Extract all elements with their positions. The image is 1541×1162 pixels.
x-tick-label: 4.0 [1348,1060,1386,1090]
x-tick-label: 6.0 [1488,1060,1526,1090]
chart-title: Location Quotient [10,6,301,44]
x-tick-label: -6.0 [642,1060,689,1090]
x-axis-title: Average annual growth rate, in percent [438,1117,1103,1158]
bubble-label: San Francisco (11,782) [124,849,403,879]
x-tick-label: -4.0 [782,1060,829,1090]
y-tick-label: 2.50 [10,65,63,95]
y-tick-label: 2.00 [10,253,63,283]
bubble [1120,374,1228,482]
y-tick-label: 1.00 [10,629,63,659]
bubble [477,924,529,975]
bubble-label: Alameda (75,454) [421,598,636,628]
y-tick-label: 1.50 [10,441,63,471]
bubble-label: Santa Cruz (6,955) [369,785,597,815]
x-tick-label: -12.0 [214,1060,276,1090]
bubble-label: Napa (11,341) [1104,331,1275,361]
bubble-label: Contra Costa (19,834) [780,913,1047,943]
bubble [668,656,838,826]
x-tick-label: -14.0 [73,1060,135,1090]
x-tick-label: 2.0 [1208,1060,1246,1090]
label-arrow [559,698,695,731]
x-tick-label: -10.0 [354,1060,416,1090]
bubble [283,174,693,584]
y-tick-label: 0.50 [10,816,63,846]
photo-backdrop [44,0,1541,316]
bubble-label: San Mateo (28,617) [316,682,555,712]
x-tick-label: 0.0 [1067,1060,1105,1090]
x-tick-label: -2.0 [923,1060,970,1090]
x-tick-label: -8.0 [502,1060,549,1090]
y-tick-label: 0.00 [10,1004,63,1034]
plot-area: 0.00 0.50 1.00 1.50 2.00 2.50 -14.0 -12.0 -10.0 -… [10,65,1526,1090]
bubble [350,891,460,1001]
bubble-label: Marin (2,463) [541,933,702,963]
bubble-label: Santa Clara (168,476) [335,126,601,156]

::::::::

*Task objective*
Copy every line of the entries above verbatim.

*Full solution*
Extract all elements with their positions. The image is 1541×1162 pixels.
x-tick-label: 4.0 [1348,1060,1386,1090]
x-tick-label: 6.0 [1488,1060,1526,1090]
chart-title: Location Quotient [10,6,301,44]
x-tick-label: -6.0 [642,1060,689,1090]
x-axis-title: Average annual growth rate, in percent [438,1117,1103,1158]
bubble-label: San Francisco (11,782) [124,849,403,879]
x-tick-label: -4.0 [782,1060,829,1090]
y-tick-label: 2.50 [10,65,63,95]
y-tick-label: 2.00 [10,253,63,283]
bubble [1120,374,1228,482]
y-tick-label: 1.00 [10,629,63,659]
bubble [477,924,529,975]
bubble-label: Alameda (75,454) [421,598,636,628]
y-tick-label: 1.50 [10,441,63,471]
bubble-label: Santa Cruz (6,955) [369,785,597,815]
x-tick-label: -12.0 [214,1060,276,1090]
bubble-label: Napa (11,341) [1104,331,1275,361]
bubble-label: Contra Costa (19,834) [780,913,1047,943]
bubble [668,656,838,826]
x-tick-label: -14.0 [73,1060,135,1090]
x-tick-label: 2.0 [1208,1060,1246,1090]
label-arrow [559,698,695,731]
x-tick-label: -10.0 [354,1060,416,1090]
bubble [283,174,693,584]
y-tick-label: 0.50 [10,816,63,846]
photo-backdrop [44,0,1541,316]
bubble-label: San Mateo (28,617) [316,682,555,712]
x-tick-label: 0.0 [1067,1060,1105,1090]
x-tick-label: -2.0 [923,1060,970,1090]
x-tick-label: -8.0 [502,1060,549,1090]
y-tick-label: 0.00 [10,1004,63,1034]
plot-area: 0.00 0.50 1.00 1.50 2.00 2.50 -14.0 -12.0 -10.0 -… [10,65,1526,1090]
bubble [350,891,460,1001]
bubble-label: Marin (2,463) [541,933,702,963]
bubble-label: Santa Clara (168,476) [335,126,601,156]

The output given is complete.